■ Text excerpt
+ + +

I’m well-stocked with bear garlic right now. Two of my friends have brought handfuls of the herb straight from their gardens, the bright green leaves still glistening with raindrops when they came. Bear garlic, wild garlic, ramsons or whatever you like to call it is prolific after all the rain we’ve experienced in Slovakia this spring. The soil is moist, the temperatures have risen lately, and that’s exactly what this newly discovered ‘superherb’ needs for its growth. I use it almost every day now to add a colour and an extra kick to the family meals. Bear garlic is perfect in soups, scrambled eggs, to sprinkle over home-made pizza, or liven up salads. This year, while trying to put to good use the plentiful supply I have been given, I experimented with bear garlic pesto.

Pumpkin seeds have long been valued for the diversity of antioxidants, vitamins and minerals they contain.

Unlike in most pesto recipes you’ll find on the Internet, I used pumpkin seeds instead of pine nuts, and replaced olive oil with a rapeseed one. Both in the attempt to utilize what I had on hand in my kitchen, but they also turned out to be ingredients native to Slovakia. Pumpkin seeds usually come shelled in packets of 250 g, and rapeseed oil is procured from the locally grown rapeseed plant, which is in full bloom now, flooding our countryside with golden yellow hues.


Bear Garlic Pesto
Serves 8

  • about 100 g bear garlic leaves
  • 50 g pumpkin seeds, dried and shelled
  • 50 g Parmesan or other hard cheese
  • about 150 ml oil
  • salt and lemon juice to taste


Put the pumpkin seeds in a saucepan and dry-roast over a medium-low heat for about 15 minutes, stirring now and then to prevent burning. Take away from the heat and let cool.

Grate the cheese finely.

Remove the stems, wash the bear garlic leaves and chop them on a board. Place in a bowl with a little oil and use a blender to break the leaves further.

Grind the pumpkin seeds (I did it in my nut-grinder, as I don’t have a food processor) and transfer to the garlic mixture. Pour in some more oil and blend again. Add the grated cheese with the rest of the oil and blend further.

Finally, add the salt and the lemon juice to taste, and give your pesto one last whisk. Transfer to a clean bowl and serve on a toast, a slice of fresh bread or with your favourite pasta.


If not used, cover with clingfilm and store in the fridge for up to 10 days.

I found out that the pesto tasted even better on the 3rd – 4th day when all the flavours had sunk in.

Wheat Kasha

This is another recipe that will appear in the forthcoming book about Slovak cuisine, although with different photographs. Wheat kasha is deeply rooted in my childhood memories as a simple yet nourishing breakfast, or a light, satisfying evening dish. I know children are fed with all sorts of ready-made cereal mixtures these days, but perhaps we shouldn’t quite abandon traditional recipes that use fresh, good-quality ingredients and take very little time to prepare.

+ + +

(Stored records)
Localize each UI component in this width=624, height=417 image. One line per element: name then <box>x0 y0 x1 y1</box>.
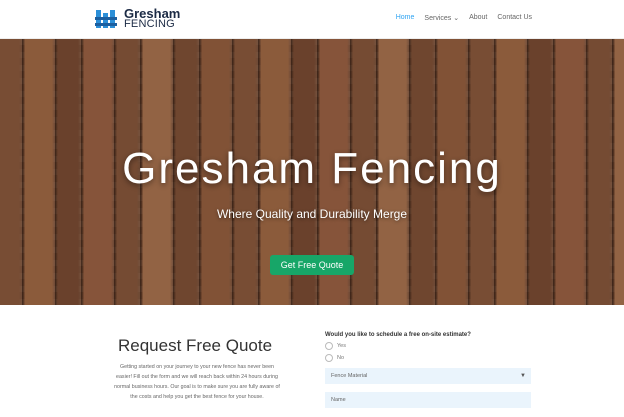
quote-description: Getting started on your journey to your … <box>114 364 280 400</box>
nav-home[interactable]: Home <box>396 14 415 22</box>
select-value: Fence Material <box>331 373 368 379</box>
nav-services-label: Services <box>424 15 452 22</box>
logo-subtitle: FENCING <box>124 18 175 30</box>
radio-option-yes[interactable]: Yes <box>325 342 531 350</box>
fence-logo-icon <box>95 10 117 28</box>
radio-button[interactable] <box>325 354 333 362</box>
hero-title: Gresham Fencing <box>122 144 502 193</box>
radio-label-yes: Yes <box>337 343 346 349</box>
main-nav: Home Services ⌄ About Contact Us <box>396 14 532 22</box>
radio-button[interactable] <box>325 342 333 350</box>
quote-form: Would you like to schedule a free on-sit… <box>325 332 531 408</box>
hero-subtitle: Where Quality and Durability Merge <box>216 207 408 221</box>
fence-material-select[interactable]: Fence Material ▼ <box>325 368 531 384</box>
logo[interactable]: Gresham FENCING <box>95 6 180 32</box>
nav-services[interactable]: Services ⌄ <box>424 14 459 22</box>
name-input[interactable]: Name <box>325 392 531 408</box>
radio-option-no[interactable]: No <box>325 354 531 362</box>
hero-section: Gresham Fencing Where Quality and Durabi… <box>0 39 624 305</box>
get-free-quote-button[interactable]: Get Free Quote <box>270 255 354 275</box>
dropdown-arrow-icon: ▼ <box>520 373 526 379</box>
chevron-down-icon: ⌄ <box>451 15 460 22</box>
quote-section-title: Request Free Quote <box>118 336 273 355</box>
nav-about[interactable]: About <box>469 14 487 22</box>
site-header: Gresham FENCING Home Services ⌄ About Co… <box>0 0 624 39</box>
estimate-question: Would you like to schedule a free on-sit… <box>325 332 471 338</box>
radio-label-no: No <box>337 355 345 361</box>
nav-contact[interactable]: Contact Us <box>497 14 532 22</box>
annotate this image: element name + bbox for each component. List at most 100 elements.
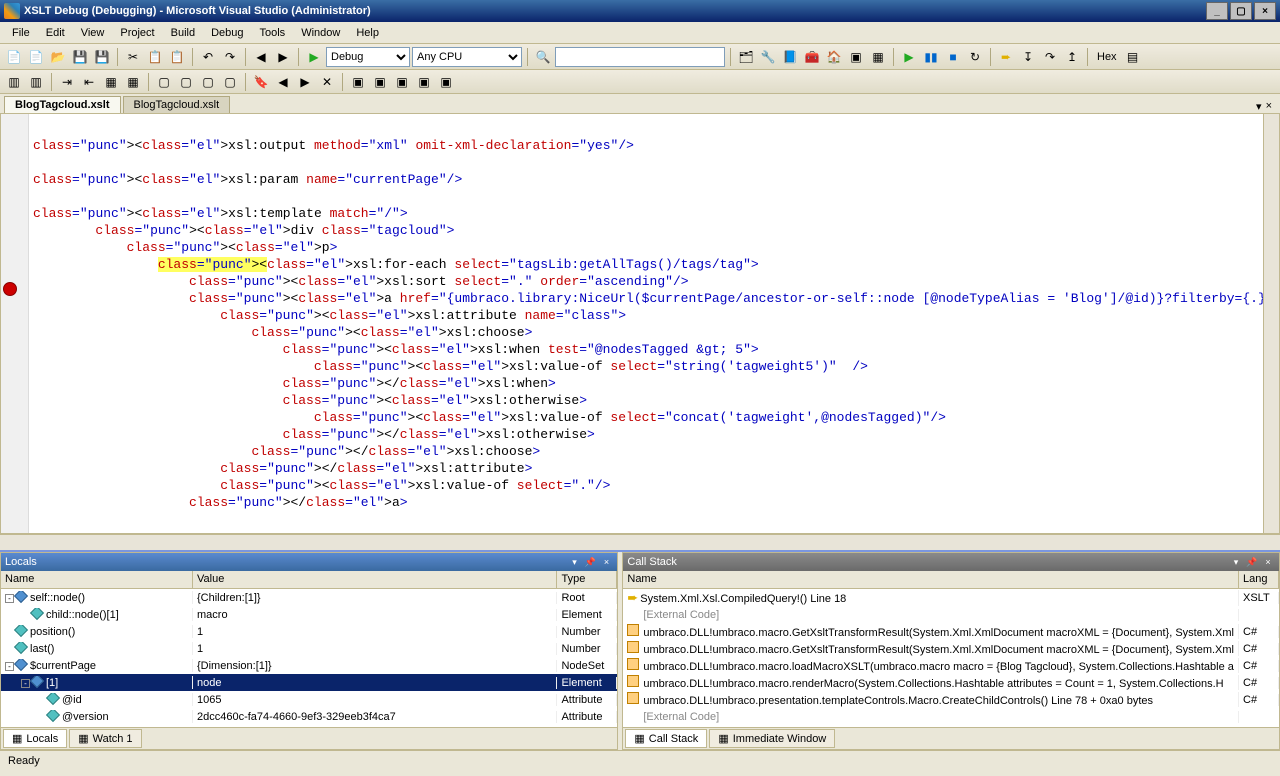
- step-over-icon[interactable]: ↷: [1040, 47, 1060, 67]
- save-all-icon[interactable]: 💾: [92, 47, 112, 67]
- callstack-title[interactable]: Call Stack ▾ 📌 ×: [623, 553, 1279, 571]
- locals-row[interactable]: -[1]nodeElement: [1, 674, 617, 691]
- code-area[interactable]: class="punc"><class="el">xsl:output meth…: [29, 114, 1263, 533]
- paste-icon[interactable]: 📋: [167, 47, 187, 67]
- panel-tab-watch-1[interactable]: ▦Watch 1: [69, 729, 141, 748]
- ext-mgr-icon[interactable]: ▦: [868, 47, 888, 67]
- panel-tab-locals[interactable]: ▦Locals: [3, 729, 67, 748]
- col-name[interactable]: Name: [623, 571, 1239, 588]
- properties-icon[interactable]: 🔧: [758, 47, 778, 67]
- cut-icon[interactable]: ✂: [123, 47, 143, 67]
- add-item-icon[interactable]: 📄: [26, 47, 46, 67]
- menu-tools[interactable]: Tools: [252, 25, 294, 41]
- bookmark-icon[interactable]: 🔖: [251, 72, 271, 92]
- outdent-icon[interactable]: ⇤: [79, 72, 99, 92]
- panel-close-icon[interactable]: ×: [1261, 555, 1275, 569]
- step-into-icon[interactable]: ↧: [1018, 47, 1038, 67]
- other-4-icon[interactable]: ▣: [414, 72, 434, 92]
- hex-label[interactable]: Hex: [1093, 51, 1121, 63]
- locals-row[interactable]: @version2dcc460c-fa74-4660-9ef3-329eeb3f…: [1, 708, 617, 725]
- other-2-icon[interactable]: ▣: [370, 72, 390, 92]
- maximize-button[interactable]: ▢: [1230, 2, 1252, 20]
- break-all-icon[interactable]: ▮▮: [921, 47, 941, 67]
- indent-icon[interactable]: ⇥: [57, 72, 77, 92]
- locals-row[interactable]: -self::node(){Children:[1]}Root: [1, 589, 617, 606]
- locals-title[interactable]: Locals ▾ 📌 ×: [1, 553, 617, 571]
- document-tab[interactable]: BlogTagcloud.xslt: [123, 96, 231, 113]
- bookmark-clear-icon[interactable]: ✕: [317, 72, 337, 92]
- col-type[interactable]: Type: [557, 571, 617, 588]
- find-combo[interactable]: [555, 47, 725, 67]
- uncomment-icon[interactable]: ▦: [123, 72, 143, 92]
- menu-build[interactable]: Build: [163, 25, 203, 41]
- minimize-button[interactable]: _: [1206, 2, 1228, 20]
- restart-icon[interactable]: ↻: [965, 47, 985, 67]
- editor-gutter[interactable]: [1, 114, 29, 533]
- bookmark-prev-icon[interactable]: ◀: [273, 72, 293, 92]
- panel-dropdown-icon[interactable]: ▾: [1229, 555, 1243, 569]
- callstack-body[interactable]: ➨System.Xml.Xsl.CompiledQuery!() Line 18…: [623, 589, 1279, 727]
- schema2-icon[interactable]: ▥: [26, 72, 46, 92]
- callstack-row[interactable]: umbraco.DLL!umbraco.presentation.templat…: [623, 691, 1279, 708]
- config-combo[interactable]: Debug: [326, 47, 410, 67]
- col-lang[interactable]: Lang: [1239, 571, 1279, 588]
- tab-dropdown-icon[interactable]: ▾: [1256, 100, 1262, 113]
- save-icon[interactable]: 💾: [70, 47, 90, 67]
- callstack-row[interactable]: [External Code]: [623, 708, 1279, 725]
- bookmark-next-icon[interactable]: ▶: [295, 72, 315, 92]
- tab-close-icon[interactable]: ×: [1266, 100, 1272, 113]
- menu-view[interactable]: View: [73, 25, 113, 41]
- step-out-icon[interactable]: ↥: [1062, 47, 1082, 67]
- code-editor[interactable]: class="punc"><class="el">xsl:output meth…: [0, 114, 1280, 534]
- panel-pin-icon[interactable]: 📌: [1245, 555, 1259, 569]
- panel-dropdown-icon[interactable]: ▾: [567, 555, 581, 569]
- continue-icon[interactable]: ▶: [899, 47, 919, 67]
- start-debug-icon[interactable]: ▶: [304, 47, 324, 67]
- callstack-row[interactable]: umbraco.DLL!umbraco.macro.GetXsltTransfo…: [623, 640, 1279, 657]
- menu-help[interactable]: Help: [348, 25, 387, 41]
- start-page-icon[interactable]: 🏠: [824, 47, 844, 67]
- copy-icon[interactable]: 📋: [145, 47, 165, 67]
- menu-edit[interactable]: Edit: [38, 25, 73, 41]
- toolbox-icon[interactable]: 🧰: [802, 47, 822, 67]
- open-icon[interactable]: 📂: [48, 47, 68, 67]
- platform-combo[interactable]: Any CPU: [412, 47, 522, 67]
- xslt-3-icon[interactable]: ▢: [198, 72, 218, 92]
- locals-body[interactable]: -self::node(){Children:[1]}Rootchild::no…: [1, 589, 617, 727]
- cmd-window-icon[interactable]: ▣: [846, 47, 866, 67]
- col-name[interactable]: Name: [1, 571, 193, 588]
- show-next-stmt-icon[interactable]: ➨: [996, 47, 1016, 67]
- menu-file[interactable]: File: [4, 25, 38, 41]
- hscrollbar[interactable]: [0, 534, 1280, 550]
- comment-icon[interactable]: ▦: [101, 72, 121, 92]
- schema-icon[interactable]: ▥: [4, 72, 24, 92]
- other-3-icon[interactable]: ▣: [392, 72, 412, 92]
- xslt-1-icon[interactable]: ▢: [154, 72, 174, 92]
- panel-close-icon[interactable]: ×: [599, 555, 613, 569]
- close-button[interactable]: ×: [1254, 2, 1276, 20]
- stop-debug-icon[interactable]: ■: [943, 47, 963, 67]
- col-value[interactable]: Value: [193, 571, 557, 588]
- locals-row[interactable]: @id1065Attribute: [1, 691, 617, 708]
- menu-debug[interactable]: Debug: [203, 25, 251, 41]
- redo-icon[interactable]: ↷: [220, 47, 240, 67]
- nav-fwd-icon[interactable]: ▶: [273, 47, 293, 67]
- locals-row[interactable]: last()1Number: [1, 640, 617, 657]
- vscrollbar[interactable]: [1263, 114, 1279, 533]
- callstack-row[interactable]: umbraco.DLL!umbraco.macro.loadMacroXSLT(…: [623, 657, 1279, 674]
- output-icon[interactable]: ▤: [1123, 47, 1143, 67]
- xslt-2-icon[interactable]: ▢: [176, 72, 196, 92]
- other-5-icon[interactable]: ▣: [436, 72, 456, 92]
- panel-tab-immediate-window[interactable]: ▦Immediate Window: [709, 729, 835, 748]
- panel-tab-call-stack[interactable]: ▦Call Stack: [625, 729, 707, 748]
- sln-explorer-icon[interactable]: 🗂: [736, 47, 756, 67]
- locals-row[interactable]: -$currentPage{Dimension:[1]}NodeSet: [1, 657, 617, 674]
- callstack-row[interactable]: ➨System.Xml.Xsl.CompiledQuery!() Line 18…: [623, 589, 1279, 606]
- callstack-row[interactable]: umbraco.DLL!umbraco.macro.GetXsltTransfo…: [623, 623, 1279, 640]
- nav-back-icon[interactable]: ◀: [251, 47, 271, 67]
- callstack-row[interactable]: umbraco.DLL!umbraco.macro.renderMacro(Sy…: [623, 674, 1279, 691]
- other-1-icon[interactable]: ▣: [348, 72, 368, 92]
- menu-project[interactable]: Project: [112, 25, 162, 41]
- panel-pin-icon[interactable]: 📌: [583, 555, 597, 569]
- undo-icon[interactable]: ↶: [198, 47, 218, 67]
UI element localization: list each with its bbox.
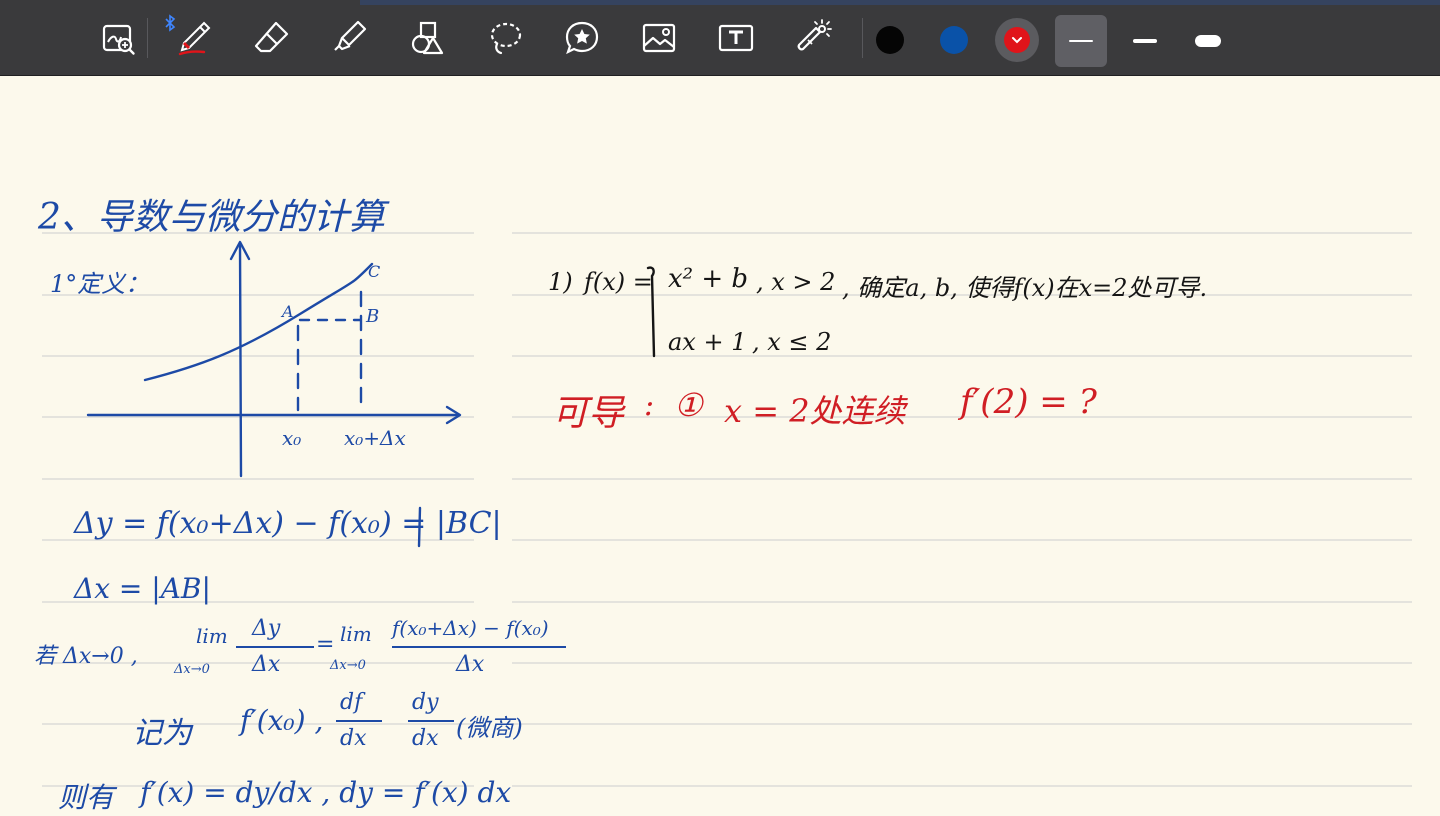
eraser-icon bbox=[254, 21, 289, 53]
highlighter-icon bbox=[334, 20, 367, 51]
laser-pointer-icon bbox=[797, 19, 832, 51]
image-tool[interactable] bbox=[635, 14, 683, 62]
piecewise-brace bbox=[646, 266, 656, 358]
pen-icon bbox=[178, 21, 211, 56]
case1-condition: , x > 2 bbox=[756, 268, 836, 296]
pen-tool[interactable] bbox=[170, 14, 218, 62]
stroke-width-thick[interactable] bbox=[1182, 15, 1234, 67]
star-sticker-icon bbox=[565, 21, 599, 55]
color-red-swatch[interactable] bbox=[995, 18, 1039, 62]
zoom-window-tool[interactable] bbox=[95, 14, 143, 62]
stroke-width-thin[interactable] bbox=[1055, 15, 1107, 67]
image-icon bbox=[642, 23, 676, 53]
chevron-down-icon bbox=[1012, 37, 1022, 44]
case2-condition: , x ≤ 2 bbox=[752, 328, 832, 356]
text-box-icon bbox=[718, 24, 754, 52]
derivative-condition: f′(2) = ? bbox=[960, 382, 1097, 422]
continuity-condition: x = 2处连续 bbox=[724, 392, 906, 430]
circled-one: ① bbox=[674, 386, 703, 424]
toolbar bbox=[0, 0, 1440, 76]
toolbar-divider bbox=[147, 18, 148, 58]
toolbar-divider bbox=[862, 18, 863, 58]
stroke-width-medium[interactable] bbox=[1119, 15, 1171, 67]
case1-expression: x² + b bbox=[668, 264, 749, 294]
red-colon: : bbox=[644, 388, 655, 423]
zoom-window-icon bbox=[102, 24, 135, 55]
color-blue-swatch[interactable] bbox=[940, 26, 968, 54]
sticker-tool[interactable] bbox=[558, 14, 606, 62]
lasso-tool[interactable] bbox=[481, 14, 529, 62]
text-tool[interactable] bbox=[712, 14, 760, 62]
note-canvas[interactable]: 2、导数与微分的计算 1°定义： A B C x₀ x₀+Δx Δy = f(x… bbox=[0, 76, 1440, 814]
toolbar-accent-line bbox=[360, 0, 1440, 5]
differentiable-label: 可导 bbox=[552, 393, 625, 434]
color-black-swatch[interactable] bbox=[876, 26, 904, 54]
eraser-tool[interactable] bbox=[248, 14, 296, 62]
highlighter-tool[interactable] bbox=[326, 14, 374, 62]
case2-expression: ax + 1 bbox=[668, 328, 747, 356]
laser-pointer-tool[interactable] bbox=[790, 14, 838, 62]
shapes-icon bbox=[411, 21, 444, 55]
problem-text: , 确定a, b, 使得f(x)在x=2处可导. bbox=[842, 274, 1208, 302]
shapes-tool[interactable] bbox=[403, 14, 451, 62]
lasso-icon bbox=[490, 22, 522, 55]
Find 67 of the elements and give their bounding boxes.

+ + +

■ Challenges
a. From the bear garlic text above, list the four dishes that bear garlic is said to suit.
b. Using the bear garlic text above, decide whether each statement agrees with it, answering yes or no and quoting the words that decide it: (i) The pesto recipe uses pine nuts. (ii) The pumpkin seeds are dry-roasted for about 15 minutes. (iii) Leftover pesto keeps in the fridge for up to two weeks.

■ The replies
a. Soups, scrambled eggs, home-made pizza, salads

b.
(i) No: "I used pumpkin seeds instead of pine nuts"
(ii) Yes: "dry-roast over a medium-low heat for about 15 minutes"
(iii) No: "store in the fridge for up to 10 days"